:: Information supplied ::

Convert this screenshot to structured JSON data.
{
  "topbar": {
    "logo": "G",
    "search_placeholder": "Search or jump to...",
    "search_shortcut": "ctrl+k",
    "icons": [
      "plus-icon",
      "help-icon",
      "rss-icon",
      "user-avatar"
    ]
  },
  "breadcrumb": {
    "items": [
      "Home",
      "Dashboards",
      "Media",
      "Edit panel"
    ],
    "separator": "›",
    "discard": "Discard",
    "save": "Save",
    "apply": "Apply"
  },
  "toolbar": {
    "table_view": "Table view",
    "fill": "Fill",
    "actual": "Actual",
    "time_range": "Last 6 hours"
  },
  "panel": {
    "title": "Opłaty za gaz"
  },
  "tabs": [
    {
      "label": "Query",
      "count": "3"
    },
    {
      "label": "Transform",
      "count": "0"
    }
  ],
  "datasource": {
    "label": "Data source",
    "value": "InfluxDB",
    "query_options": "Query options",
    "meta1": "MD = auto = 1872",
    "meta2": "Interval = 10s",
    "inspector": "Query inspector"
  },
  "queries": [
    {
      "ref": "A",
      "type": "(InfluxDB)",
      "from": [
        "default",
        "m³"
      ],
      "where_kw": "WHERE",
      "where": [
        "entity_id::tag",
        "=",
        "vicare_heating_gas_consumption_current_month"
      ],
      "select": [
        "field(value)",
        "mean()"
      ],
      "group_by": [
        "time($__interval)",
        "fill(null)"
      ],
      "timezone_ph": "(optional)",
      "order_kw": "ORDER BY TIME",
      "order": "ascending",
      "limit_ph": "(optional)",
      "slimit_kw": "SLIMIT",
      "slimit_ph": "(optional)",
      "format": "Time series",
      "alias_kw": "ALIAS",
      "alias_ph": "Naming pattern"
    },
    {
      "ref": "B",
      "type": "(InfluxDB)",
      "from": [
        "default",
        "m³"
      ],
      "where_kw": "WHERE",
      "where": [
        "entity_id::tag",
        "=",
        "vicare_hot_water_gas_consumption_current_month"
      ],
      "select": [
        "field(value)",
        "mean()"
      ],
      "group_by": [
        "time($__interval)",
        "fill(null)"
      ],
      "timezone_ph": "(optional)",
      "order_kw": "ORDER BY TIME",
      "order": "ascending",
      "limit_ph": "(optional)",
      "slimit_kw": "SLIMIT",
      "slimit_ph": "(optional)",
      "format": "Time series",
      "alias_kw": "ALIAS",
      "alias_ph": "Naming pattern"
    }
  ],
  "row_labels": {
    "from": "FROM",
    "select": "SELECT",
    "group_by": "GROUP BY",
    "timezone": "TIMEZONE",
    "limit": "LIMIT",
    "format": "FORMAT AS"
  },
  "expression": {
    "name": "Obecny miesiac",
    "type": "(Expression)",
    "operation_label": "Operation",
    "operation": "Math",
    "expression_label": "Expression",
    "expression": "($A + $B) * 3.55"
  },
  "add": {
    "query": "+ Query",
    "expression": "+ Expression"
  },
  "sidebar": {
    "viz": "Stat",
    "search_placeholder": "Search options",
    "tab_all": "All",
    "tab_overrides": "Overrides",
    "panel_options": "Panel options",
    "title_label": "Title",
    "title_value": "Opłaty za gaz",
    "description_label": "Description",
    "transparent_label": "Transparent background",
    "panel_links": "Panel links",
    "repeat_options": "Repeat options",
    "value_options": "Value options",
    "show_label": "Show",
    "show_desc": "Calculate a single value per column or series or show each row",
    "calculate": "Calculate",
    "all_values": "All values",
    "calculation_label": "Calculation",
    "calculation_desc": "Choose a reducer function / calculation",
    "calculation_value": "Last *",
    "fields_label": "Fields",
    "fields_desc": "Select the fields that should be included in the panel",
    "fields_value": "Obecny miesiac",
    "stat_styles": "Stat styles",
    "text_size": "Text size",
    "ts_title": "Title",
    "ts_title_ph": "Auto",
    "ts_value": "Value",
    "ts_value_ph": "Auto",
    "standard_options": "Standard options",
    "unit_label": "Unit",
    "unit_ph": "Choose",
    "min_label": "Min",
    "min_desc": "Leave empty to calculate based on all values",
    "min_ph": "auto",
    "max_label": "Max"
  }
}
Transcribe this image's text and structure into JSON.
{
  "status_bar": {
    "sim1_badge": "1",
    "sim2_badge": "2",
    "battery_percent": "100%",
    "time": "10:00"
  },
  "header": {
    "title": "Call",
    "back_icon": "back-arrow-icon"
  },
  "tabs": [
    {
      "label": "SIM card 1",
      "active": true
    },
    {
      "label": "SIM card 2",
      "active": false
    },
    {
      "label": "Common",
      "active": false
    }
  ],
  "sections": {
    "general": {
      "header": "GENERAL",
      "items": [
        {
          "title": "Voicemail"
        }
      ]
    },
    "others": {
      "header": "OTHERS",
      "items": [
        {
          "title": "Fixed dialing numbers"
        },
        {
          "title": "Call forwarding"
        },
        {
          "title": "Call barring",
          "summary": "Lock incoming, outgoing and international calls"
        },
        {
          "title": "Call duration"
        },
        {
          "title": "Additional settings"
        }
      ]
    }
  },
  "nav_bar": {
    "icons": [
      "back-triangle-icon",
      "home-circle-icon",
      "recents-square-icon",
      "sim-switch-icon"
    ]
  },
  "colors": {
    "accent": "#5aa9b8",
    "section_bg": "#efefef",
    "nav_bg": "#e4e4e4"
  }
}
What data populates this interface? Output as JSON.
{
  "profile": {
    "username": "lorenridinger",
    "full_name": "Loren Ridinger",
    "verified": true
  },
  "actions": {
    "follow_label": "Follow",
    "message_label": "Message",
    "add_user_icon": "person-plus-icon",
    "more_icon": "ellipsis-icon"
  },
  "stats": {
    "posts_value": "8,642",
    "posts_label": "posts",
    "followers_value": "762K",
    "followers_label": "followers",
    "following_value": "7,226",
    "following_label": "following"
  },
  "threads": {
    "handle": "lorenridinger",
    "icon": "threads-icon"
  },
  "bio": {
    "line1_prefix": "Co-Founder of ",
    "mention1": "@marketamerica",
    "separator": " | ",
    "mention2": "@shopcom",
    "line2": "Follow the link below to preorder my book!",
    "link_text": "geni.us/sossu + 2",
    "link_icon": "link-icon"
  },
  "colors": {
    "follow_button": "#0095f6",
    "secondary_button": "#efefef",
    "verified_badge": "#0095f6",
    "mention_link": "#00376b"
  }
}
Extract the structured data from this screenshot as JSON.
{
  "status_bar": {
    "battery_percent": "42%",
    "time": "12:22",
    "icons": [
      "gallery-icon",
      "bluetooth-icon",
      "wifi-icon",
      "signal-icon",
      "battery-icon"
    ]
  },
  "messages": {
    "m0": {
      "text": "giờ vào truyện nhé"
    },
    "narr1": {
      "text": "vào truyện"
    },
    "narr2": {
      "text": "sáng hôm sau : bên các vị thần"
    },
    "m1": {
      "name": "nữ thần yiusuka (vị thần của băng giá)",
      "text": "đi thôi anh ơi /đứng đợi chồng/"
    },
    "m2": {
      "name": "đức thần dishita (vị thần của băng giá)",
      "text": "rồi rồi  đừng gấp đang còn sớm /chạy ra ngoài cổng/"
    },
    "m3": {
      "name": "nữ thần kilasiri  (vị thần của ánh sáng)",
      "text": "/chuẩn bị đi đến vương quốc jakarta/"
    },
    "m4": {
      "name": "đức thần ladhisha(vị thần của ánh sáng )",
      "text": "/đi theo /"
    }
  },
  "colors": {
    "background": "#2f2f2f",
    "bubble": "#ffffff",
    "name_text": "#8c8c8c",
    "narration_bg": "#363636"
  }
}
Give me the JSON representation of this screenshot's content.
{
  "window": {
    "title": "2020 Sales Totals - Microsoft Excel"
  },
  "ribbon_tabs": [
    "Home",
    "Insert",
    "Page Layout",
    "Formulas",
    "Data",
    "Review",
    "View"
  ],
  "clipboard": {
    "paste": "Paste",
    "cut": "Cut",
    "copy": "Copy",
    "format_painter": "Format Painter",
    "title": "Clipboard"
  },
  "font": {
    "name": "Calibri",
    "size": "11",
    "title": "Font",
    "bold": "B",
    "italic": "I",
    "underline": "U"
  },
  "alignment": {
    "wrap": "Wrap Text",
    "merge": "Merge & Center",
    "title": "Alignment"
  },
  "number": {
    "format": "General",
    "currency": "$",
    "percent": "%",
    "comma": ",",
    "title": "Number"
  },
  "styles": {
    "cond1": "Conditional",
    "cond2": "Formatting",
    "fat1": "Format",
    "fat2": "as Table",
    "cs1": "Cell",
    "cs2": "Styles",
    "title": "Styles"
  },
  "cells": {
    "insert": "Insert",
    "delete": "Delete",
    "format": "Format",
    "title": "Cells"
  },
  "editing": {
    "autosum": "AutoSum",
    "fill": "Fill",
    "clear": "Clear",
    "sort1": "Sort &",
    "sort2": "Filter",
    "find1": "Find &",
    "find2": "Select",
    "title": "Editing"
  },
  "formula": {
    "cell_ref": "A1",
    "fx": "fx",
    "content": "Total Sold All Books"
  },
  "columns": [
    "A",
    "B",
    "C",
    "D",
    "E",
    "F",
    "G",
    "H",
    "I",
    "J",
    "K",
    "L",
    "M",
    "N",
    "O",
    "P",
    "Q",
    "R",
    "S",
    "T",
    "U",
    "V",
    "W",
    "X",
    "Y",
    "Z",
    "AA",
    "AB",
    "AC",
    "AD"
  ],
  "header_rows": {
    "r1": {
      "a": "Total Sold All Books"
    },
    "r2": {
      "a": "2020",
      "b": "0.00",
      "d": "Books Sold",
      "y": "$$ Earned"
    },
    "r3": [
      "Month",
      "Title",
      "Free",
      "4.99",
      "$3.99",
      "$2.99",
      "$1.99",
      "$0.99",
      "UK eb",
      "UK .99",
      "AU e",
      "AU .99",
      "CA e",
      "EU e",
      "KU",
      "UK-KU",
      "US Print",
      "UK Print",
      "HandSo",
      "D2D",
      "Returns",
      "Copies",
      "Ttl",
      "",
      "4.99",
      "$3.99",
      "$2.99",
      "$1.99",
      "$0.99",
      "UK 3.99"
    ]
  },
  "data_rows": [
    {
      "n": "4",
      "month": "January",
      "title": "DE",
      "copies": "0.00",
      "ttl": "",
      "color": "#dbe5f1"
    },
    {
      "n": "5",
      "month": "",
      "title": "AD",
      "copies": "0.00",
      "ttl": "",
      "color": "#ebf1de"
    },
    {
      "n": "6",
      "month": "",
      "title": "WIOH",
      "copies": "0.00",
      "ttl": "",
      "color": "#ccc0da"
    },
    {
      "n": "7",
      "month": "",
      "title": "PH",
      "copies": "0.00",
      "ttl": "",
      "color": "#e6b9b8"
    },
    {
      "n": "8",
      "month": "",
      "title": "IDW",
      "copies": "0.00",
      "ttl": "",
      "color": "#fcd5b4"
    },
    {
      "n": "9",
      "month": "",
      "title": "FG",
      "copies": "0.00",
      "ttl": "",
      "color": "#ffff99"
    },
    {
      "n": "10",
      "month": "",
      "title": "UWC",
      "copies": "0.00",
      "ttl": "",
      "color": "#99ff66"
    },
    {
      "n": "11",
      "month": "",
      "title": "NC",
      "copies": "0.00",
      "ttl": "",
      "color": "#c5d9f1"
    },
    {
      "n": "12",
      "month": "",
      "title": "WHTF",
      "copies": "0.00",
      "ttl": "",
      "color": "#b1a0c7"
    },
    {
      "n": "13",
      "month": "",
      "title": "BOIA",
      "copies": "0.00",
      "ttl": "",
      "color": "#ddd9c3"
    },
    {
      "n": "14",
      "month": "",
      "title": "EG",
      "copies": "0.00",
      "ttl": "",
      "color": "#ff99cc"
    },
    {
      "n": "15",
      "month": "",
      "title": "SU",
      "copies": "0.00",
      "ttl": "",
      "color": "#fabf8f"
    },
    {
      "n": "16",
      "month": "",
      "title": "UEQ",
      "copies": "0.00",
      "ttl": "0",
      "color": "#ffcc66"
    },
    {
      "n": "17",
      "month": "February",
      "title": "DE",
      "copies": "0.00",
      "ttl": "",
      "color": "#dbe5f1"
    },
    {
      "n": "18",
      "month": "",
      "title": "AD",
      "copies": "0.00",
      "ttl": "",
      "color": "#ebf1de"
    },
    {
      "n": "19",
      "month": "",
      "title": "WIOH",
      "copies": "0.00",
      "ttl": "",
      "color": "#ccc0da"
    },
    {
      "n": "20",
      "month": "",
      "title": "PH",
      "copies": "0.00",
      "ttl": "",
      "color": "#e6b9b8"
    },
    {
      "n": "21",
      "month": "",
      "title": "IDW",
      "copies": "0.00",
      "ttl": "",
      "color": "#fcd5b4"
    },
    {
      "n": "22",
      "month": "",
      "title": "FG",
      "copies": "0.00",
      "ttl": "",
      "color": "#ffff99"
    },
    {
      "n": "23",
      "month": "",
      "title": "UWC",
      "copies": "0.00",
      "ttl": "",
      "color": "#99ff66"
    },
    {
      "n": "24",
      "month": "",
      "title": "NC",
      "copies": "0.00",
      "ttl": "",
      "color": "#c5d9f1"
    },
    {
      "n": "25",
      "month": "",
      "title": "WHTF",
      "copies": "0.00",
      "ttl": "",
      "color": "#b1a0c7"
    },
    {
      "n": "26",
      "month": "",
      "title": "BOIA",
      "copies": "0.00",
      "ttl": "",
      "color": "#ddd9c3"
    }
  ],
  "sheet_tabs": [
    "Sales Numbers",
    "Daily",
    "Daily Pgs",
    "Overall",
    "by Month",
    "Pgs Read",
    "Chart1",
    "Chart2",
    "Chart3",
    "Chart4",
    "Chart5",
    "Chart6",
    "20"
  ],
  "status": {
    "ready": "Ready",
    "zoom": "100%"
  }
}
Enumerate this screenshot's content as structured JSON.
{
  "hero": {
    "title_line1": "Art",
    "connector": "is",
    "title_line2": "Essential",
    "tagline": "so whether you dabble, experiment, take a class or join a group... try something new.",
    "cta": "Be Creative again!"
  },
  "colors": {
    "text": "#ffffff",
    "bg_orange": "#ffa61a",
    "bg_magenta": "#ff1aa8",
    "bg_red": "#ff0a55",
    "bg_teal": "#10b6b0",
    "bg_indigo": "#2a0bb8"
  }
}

:::

Select from the material above each line in which the string "content" appears, and list those lines.

Give me the JSON representation of this screenshot's content.
    "content": "Total Sold All Books"
Enumerate this screenshot's content as structured JSON.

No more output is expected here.